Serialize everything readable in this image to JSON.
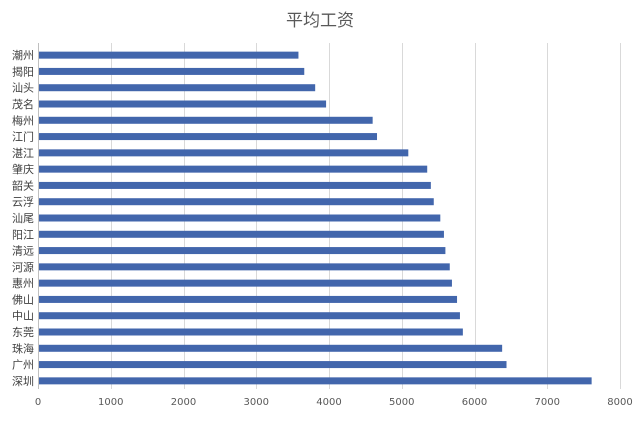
{
  "chart_data": {
    "type": "bar",
    "orientation": "horizontal",
    "title": "平均工资",
    "categories": [
      "潮州",
      "揭阳",
      "汕头",
      "茂名",
      "梅州",
      "江门",
      "湛江",
      "肇庆",
      "韶关",
      "云浮",
      "汕尾",
      "阳江",
      "清远",
      "河源",
      "惠州",
      "佛山",
      "中山",
      "东莞",
      "珠海",
      "广州",
      "深圳"
    ],
    "values": [
      3580,
      3660,
      3810,
      3960,
      4600,
      4660,
      5090,
      5350,
      5400,
      5440,
      5530,
      5580,
      5600,
      5660,
      5690,
      5760,
      5800,
      5840,
      6380,
      6440,
      7610
    ],
    "xlim": [
      0,
      8000
    ],
    "xticks": [
      0,
      1000,
      2000,
      3000,
      4000,
      5000,
      6000,
      7000,
      8000
    ],
    "grid": true,
    "legend": "none",
    "bar_color": "#4266ac"
  }
}
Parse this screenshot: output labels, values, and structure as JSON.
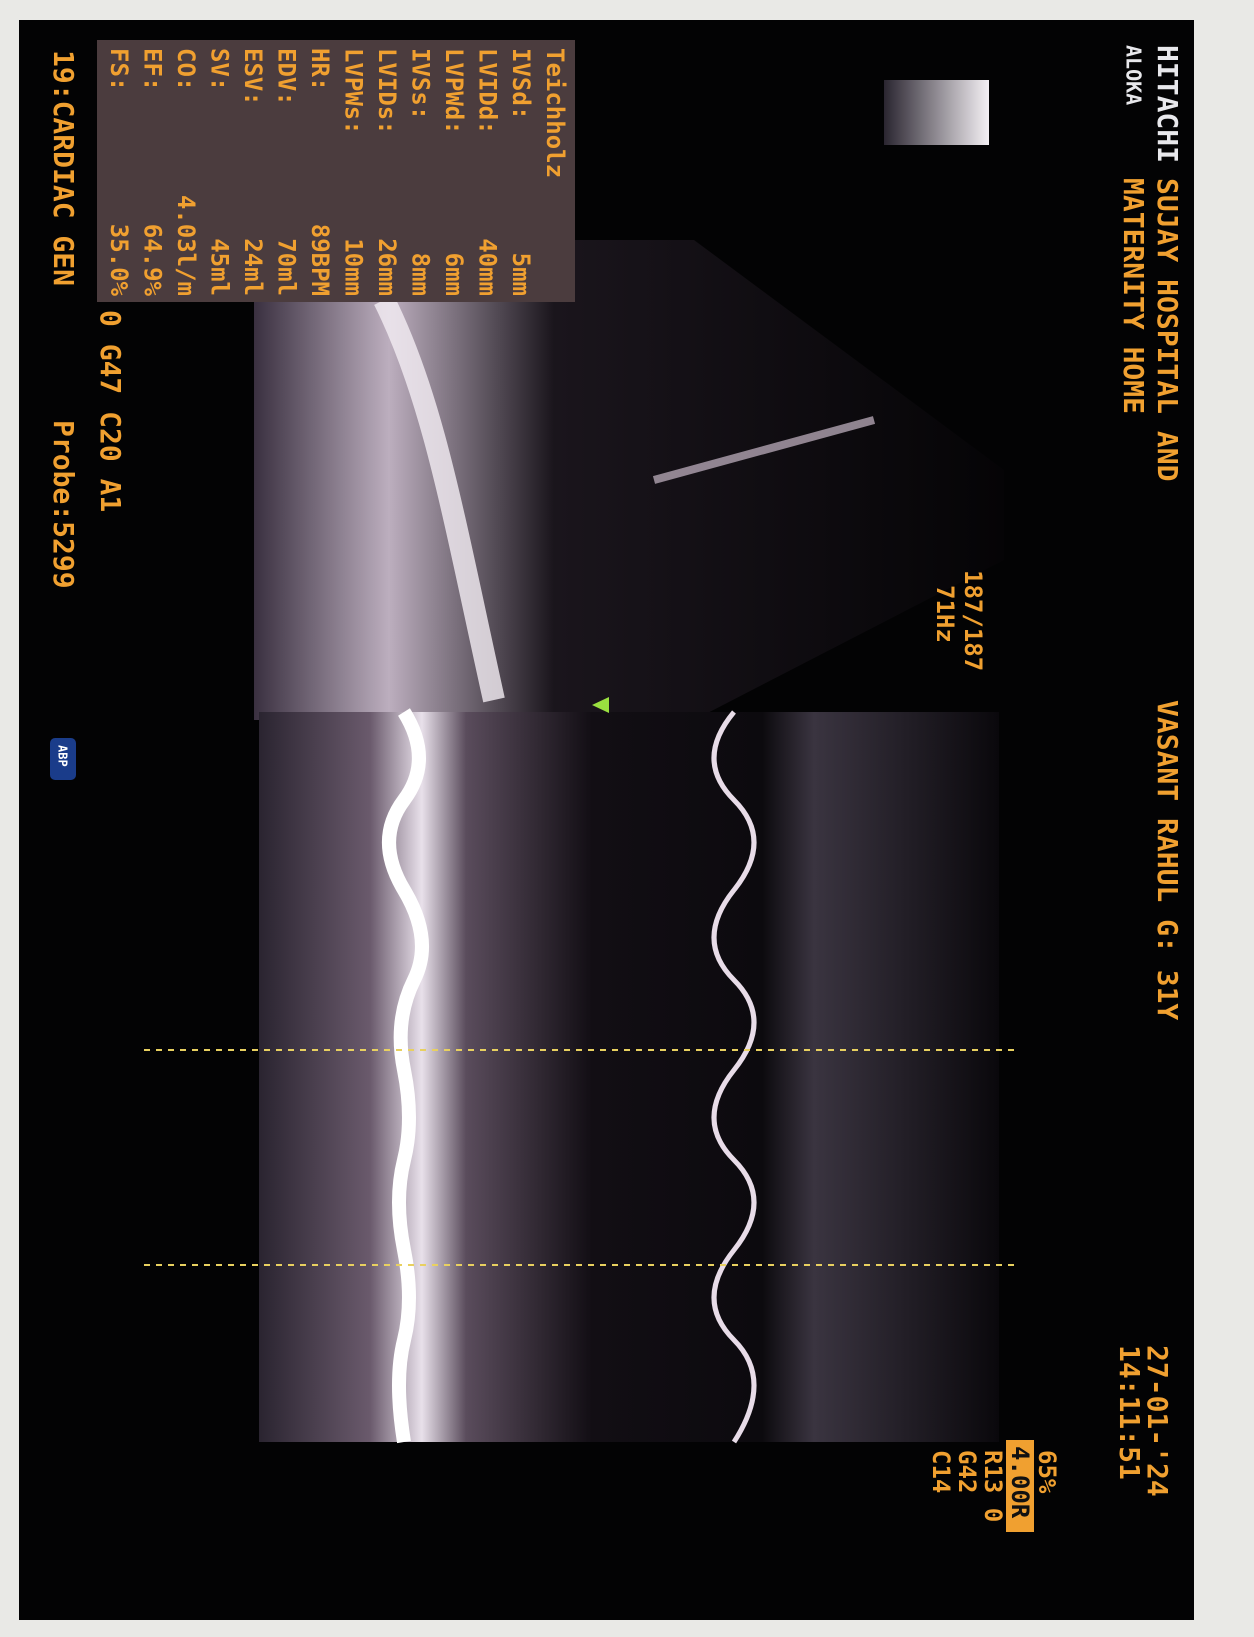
{
  "header": {
    "brand": "HITACHI",
    "sub_brand": "ALOKA",
    "hospital_line1": "SUJAY HOSPITAL AND",
    "hospital_line2": "MATERNITY HOME",
    "patient": "VASANT RAHUL G: 31Y",
    "date": "27-01-'24",
    "time": "14:11:51"
  },
  "settings": {
    "gain_percent": "65%",
    "depth": "4.00R",
    "r": "R13 0",
    "g": "G42",
    "c": "C14",
    "frames": "187/187",
    "rate": "71Hz"
  },
  "measurements": {
    "title": "Teichholz",
    "rows": [
      [
        "IVSd:",
        "5mm"
      ],
      [
        "LVIDd:",
        "40mm"
      ],
      [
        "LVPWd:",
        "6mm"
      ],
      [
        "IVSs:",
        "8mm"
      ],
      [
        "LVIDs:",
        "26mm"
      ],
      [
        "LVPWs:",
        "10mm"
      ],
      [
        "HR:",
        "89BPM"
      ],
      [
        "EDV:",
        "70ml"
      ],
      [
        "ESV:",
        "24ml"
      ],
      [
        "SV:",
        "45ml"
      ],
      [
        "CO:",
        "4.03l/m"
      ],
      [
        "EF:",
        "64.9%"
      ],
      [
        "FS:",
        "35.0%"
      ]
    ]
  },
  "status": {
    "preset": "19:CARDIAC GEN",
    "params": "0 G47 C20 A1",
    "probe": "Probe:5299",
    "badge": "ABP"
  }
}
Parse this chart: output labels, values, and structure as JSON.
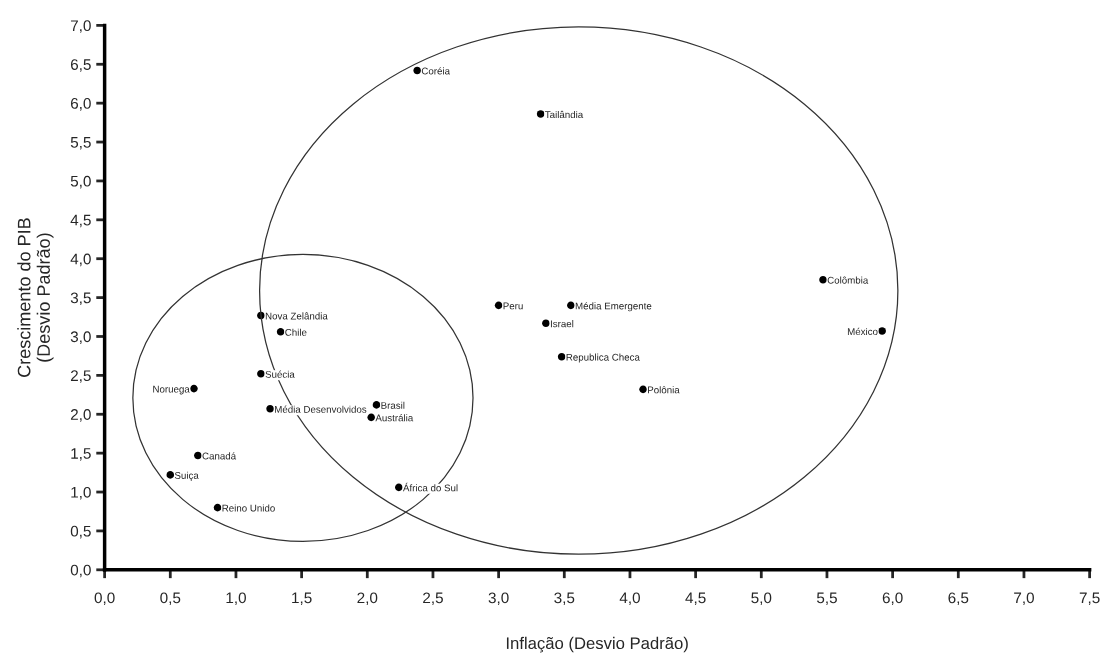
{
  "chart_data": {
    "type": "scatter",
    "xlabel": "Inflação (Desvio Padrão)",
    "ylabel": "Crescimento do PIB\n(Desvio Padrão)",
    "x": [
      2.38,
      3.32,
      1.19,
      1.34,
      1.19,
      0.68,
      1.26,
      2.07,
      2.03,
      0.71,
      0.5,
      2.24,
      0.86,
      3.0,
      3.55,
      3.36,
      3.48,
      4.1,
      5.47,
      5.92
    ],
    "series": [
      {
        "color": "#000000",
        "values": [
          6.42,
          5.86,
          3.27,
          3.06,
          2.52,
          2.33,
          2.07,
          2.12,
          1.96,
          1.47,
          1.22,
          1.06,
          0.8,
          3.4,
          3.4,
          3.17,
          2.74,
          2.32,
          3.73,
          3.07
        ]
      }
    ],
    "annotations": [
      {
        "text": "Coréia",
        "x": 2.38,
        "y": 6.42
      },
      {
        "text": "Tailândia",
        "x": 3.32,
        "y": 5.86
      },
      {
        "text": "Nova Zelândia",
        "x": 1.19,
        "y": 3.27
      },
      {
        "text": "Chile",
        "x": 1.34,
        "y": 3.06
      },
      {
        "text": "Suécia",
        "x": 1.19,
        "y": 2.52
      },
      {
        "text": "Noruega",
        "x": 0.68,
        "y": 2.33
      },
      {
        "text": "Média Desenvolvidos",
        "x": 1.26,
        "y": 2.07
      },
      {
        "text": "Brasil",
        "x": 2.07,
        "y": 2.12
      },
      {
        "text": "Austrália",
        "x": 2.03,
        "y": 1.96
      },
      {
        "text": "Canadá",
        "x": 0.71,
        "y": 1.47
      },
      {
        "text": "Suiça",
        "x": 0.5,
        "y": 1.22
      },
      {
        "text": "África do Sul",
        "x": 2.24,
        "y": 1.06
      },
      {
        "text": "Reino Unido",
        "x": 0.86,
        "y": 0.8
      },
      {
        "text": "Peru",
        "x": 3.0,
        "y": 3.4
      },
      {
        "text": "Média Emergente",
        "x": 3.55,
        "y": 3.4
      },
      {
        "text": "Israel",
        "x": 3.36,
        "y": 3.17
      },
      {
        "text": "Republica Checa",
        "x": 3.48,
        "y": 2.74
      },
      {
        "text": "Polônia",
        "x": 4.1,
        "y": 2.32
      },
      {
        "text": "Colômbia",
        "x": 5.47,
        "y": 3.73
      },
      {
        "text": "México",
        "x": 5.92,
        "y": 3.07
      }
    ],
    "xlim": [
      0,
      7.5
    ],
    "xticks": [
      {
        "value": 0,
        "label": "0,0"
      },
      {
        "value": 0.5,
        "label": "0,5"
      },
      {
        "value": 1,
        "label": "1,0"
      },
      {
        "value": 1.5,
        "label": "1,5"
      },
      {
        "value": 2,
        "label": "2,0"
      },
      {
        "value": 2.5,
        "label": "2,5"
      },
      {
        "value": 3,
        "label": "3,0"
      },
      {
        "value": 3.5,
        "label": "3,5"
      },
      {
        "value": 4,
        "label": "4,0"
      },
      {
        "value": 4.5,
        "label": "4,5"
      },
      {
        "value": 5,
        "label": "5,0"
      },
      {
        "value": 5.5,
        "label": "5,5"
      },
      {
        "value": 6,
        "label": "6,0"
      },
      {
        "value": 6.5,
        "label": "6,5"
      },
      {
        "value": 7,
        "label": "7,0"
      },
      {
        "value": 7.5,
        "label": "7,5"
      }
    ],
    "ylim": [
      0,
      7
    ],
    "yticks": [
      {
        "value": 0,
        "label": "0,0"
      },
      {
        "value": 0.5,
        "label": "0,5"
      },
      {
        "value": 1,
        "label": "1,0"
      },
      {
        "value": 1.5,
        "label": "1,5"
      },
      {
        "value": 2,
        "label": "2,0"
      },
      {
        "value": 2.5,
        "label": "2,5"
      },
      {
        "value": 3,
        "label": "3,0"
      },
      {
        "value": 3.5,
        "label": "3,5"
      },
      {
        "value": 4,
        "label": "4,0"
      },
      {
        "value": 4.5,
        "label": "4,5"
      },
      {
        "value": 5,
        "label": "5,0"
      },
      {
        "value": 5.5,
        "label": "5,5"
      },
      {
        "value": 6,
        "label": "6,0"
      },
      {
        "value": 6.5,
        "label": "6,5"
      },
      {
        "value": 7,
        "label": "7,0"
      }
    ],
    "marker": "circle",
    "grid": false,
    "legend": false
  }
}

• **What is expected**
Repeat the records above exactly, omitting every picture.

• **Finished exercise**
Serialize everything readable in this image to JSON.
{
  "chart_data": {
    "type": "bar",
    "orientation": "horizontal",
    "title": "平均工资",
    "categories": [
      "潮州",
      "揭阳",
      "汕头",
      "茂名",
      "梅州",
      "江门",
      "湛江",
      "肇庆",
      "韶关",
      "云浮",
      "汕尾",
      "阳江",
      "清远",
      "河源",
      "惠州",
      "佛山",
      "中山",
      "东莞",
      "珠海",
      "广州",
      "深圳"
    ],
    "values": [
      3580,
      3660,
      3810,
      3960,
      4600,
      4660,
      5090,
      5350,
      5400,
      5440,
      5530,
      5580,
      5600,
      5660,
      5690,
      5760,
      5800,
      5840,
      6380,
      6440,
      7610
    ],
    "xlim": [
      0,
      8000
    ],
    "xticks": [
      0,
      1000,
      2000,
      3000,
      4000,
      5000,
      6000,
      7000,
      8000
    ],
    "grid": true,
    "legend": "none",
    "bar_color": "#4266ac"
  }
}
Parse this screenshot: output labels, values, and structure as JSON.
{
  "header": {
    "brand": "HITACHI",
    "sub_brand": "ALOKA",
    "hospital_line1": "SUJAY HOSPITAL AND",
    "hospital_line2": "MATERNITY HOME",
    "patient": "VASANT RAHUL G: 31Y",
    "date": "27-01-'24",
    "time": "14:11:51"
  },
  "settings": {
    "gain_percent": "65%",
    "depth": "4.00R",
    "r": "R13 0",
    "g": "G42",
    "c": "C14",
    "frames": "187/187",
    "rate": "71Hz"
  },
  "measurements": {
    "title": "Teichholz",
    "rows": [
      [
        "IVSd:",
        "5mm"
      ],
      [
        "LVIDd:",
        "40mm"
      ],
      [
        "LVPWd:",
        "6mm"
      ],
      [
        "IVSs:",
        "8mm"
      ],
      [
        "LVIDs:",
        "26mm"
      ],
      [
        "LVPWs:",
        "10mm"
      ],
      [
        "HR:",
        "89BPM"
      ],
      [
        "EDV:",
        "70ml"
      ],
      [
        "ESV:",
        "24ml"
      ],
      [
        "SV:",
        "45ml"
      ],
      [
        "CO:",
        "4.03l/m"
      ],
      [
        "EF:",
        "64.9%"
      ],
      [
        "FS:",
        "35.0%"
      ]
    ]
  },
  "status": {
    "preset": "19:CARDIAC GEN",
    "params": "0 G47 C20 A1",
    "probe": "Probe:5299",
    "badge": "ABP"
  }
}
Parse this chart: output labels, values, and structure as JSON.
{
  "chart_data": {
    "type": "scatter",
    "xlabel": "Inflação (Desvio Padrão)",
    "ylabel": "Crescimento do PIB\n(Desvio Padrão)",
    "x": [
      2.38,
      3.32,
      1.19,
      1.34,
      1.19,
      0.68,
      1.26,
      2.07,
      2.03,
      0.71,
      0.5,
      2.24,
      0.86,
      3.0,
      3.55,
      3.36,
      3.48,
      4.1,
      5.47,
      5.92
    ],
    "series": [
      {
        "color": "#000000",
        "values": [
          6.42,
          5.86,
          3.27,
          3.06,
          2.52,
          2.33,
          2.07,
          2.12,
          1.96,
          1.47,
          1.22,
          1.06,
          0.8,
          3.4,
          3.4,
          3.17,
          2.74,
          2.32,
          3.73,
          3.07
        ]
      }
    ],
    "annotations": [
      {
        "text": "Coréia",
        "x": 2.38,
        "y": 6.42
      },
      {
        "text": "Tailândia",
        "x": 3.32,
        "y": 5.86
      },
      {
        "text": "Nova Zelândia",
        "x": 1.19,
        "y": 3.27
      },
      {
        "text": "Chile",
        "x": 1.34,
        "y": 3.06
      },
      {
        "text": "Suécia",
        "x": 1.19,
        "y": 2.52
      },
      {
        "text": "Noruega",
        "x": 0.68,
        "y": 2.33
      },
      {
        "text": "Média Desenvolvidos",
        "x": 1.26,
        "y": 2.07
      },
      {
        "text": "Brasil",
        "x": 2.07,
        "y": 2.12
      },
      {
        "text": "Austrália",
        "x": 2.03,
        "y": 1.96
      },
      {
        "text": "Canadá",
        "x": 0.71,
        "y": 1.47
      },
      {
        "text": "Suiça",
        "x": 0.5,
        "y": 1.22
      },
      {
        "text": "África do Sul",
        "x": 2.24,
        "y": 1.06
      },
      {
        "text": "Reino Unido",
        "x": 0.86,
        "y": 0.8
      },
      {
        "text": "Peru",
        "x": 3.0,
        "y": 3.4
      },
      {
        "text": "Média Emergente",
        "x": 3.55,
        "y": 3.4
      },
      {
        "text": "Israel",
        "x": 3.36,
        "y": 3.17
      },
      {
        "text": "Republica Checa",
        "x": 3.48,
        "y": 2.74
      },
      {
        "text": "Polônia",
        "x": 4.1,
        "y": 2.32
      },
      {
        "text": "Colômbia",
        "x": 5.47,
        "y": 3.73
      },
      {
        "text": "México",
        "x": 5.92,
        "y": 3.07
      }
    ],
    "xlim": [
      0,
      7.5
    ],
    "xticks": [
      {
        "value": 0,
        "label": "0,0"
      },
      {
        "value": 0.5,
        "label": "0,5"
      },
      {
        "value": 1,
        "label": "1,0"
      },
      {
        "value": 1.5,
        "label": "1,5"
      },
      {
        "value": 2,
        "label": "2,0"
      },
      {
        "value": 2.5,
        "label": "2,5"
      },
      {
        "value": 3,
        "label": "3,0"
      },
      {
        "value": 3.5,
        "label": "3,5"
      },
      {
        "value": 4,
        "label": "4,0"
      },
      {
        "value": 4.5,
        "label": "4,5"
      },
      {
        "value": 5,
        "label": "5,0"
      },
      {
        "value": 5.5,
        "label": "5,5"
      },
      {
        "value": 6,
        "label": "6,0"
      },
      {
        "value": 6.5,
        "label": "6,5"
      },
      {
        "value": 7,
        "label": "7,0"
      },
      {
        "value": 7.5,
        "label": "7,5"
      }
    ],
    "ylim": [
      0,
      7
    ],
    "yticks": [
      {
        "value": 0,
        "label": "0,0"
      },
      {
        "value": 0.5,
        "label": "0,5"
      },
      {
        "value": 1,
        "label": "1,0"
      },
      {
        "value": 1.5,
        "label": "1,5"
      },
      {
        "value": 2,
        "label": "2,0"
      },
      {
        "value": 2.5,
        "label": "2,5"
      },
      {
        "value": 3,
        "label": "3,0"
      },
      {
        "value": 3.5,
        "label": "3,5"
      },
      {
        "value": 4,
        "label": "4,0"
      },
      {
        "value": 4.5,
        "label": "4,5"
      },
      {
        "value": 5,
        "label": "5,0"
      },
      {
        "value": 5.5,
        "label": "5,5"
      },
      {
        "value": 6,
        "label": "6,0"
      },
      {
        "value": 6.5,
        "label": "6,5"
      },
      {
        "value": 7,
        "label": "7,0"
      }
    ],
    "marker": "circle",
    "grid": false,
    "legend": false
  }
}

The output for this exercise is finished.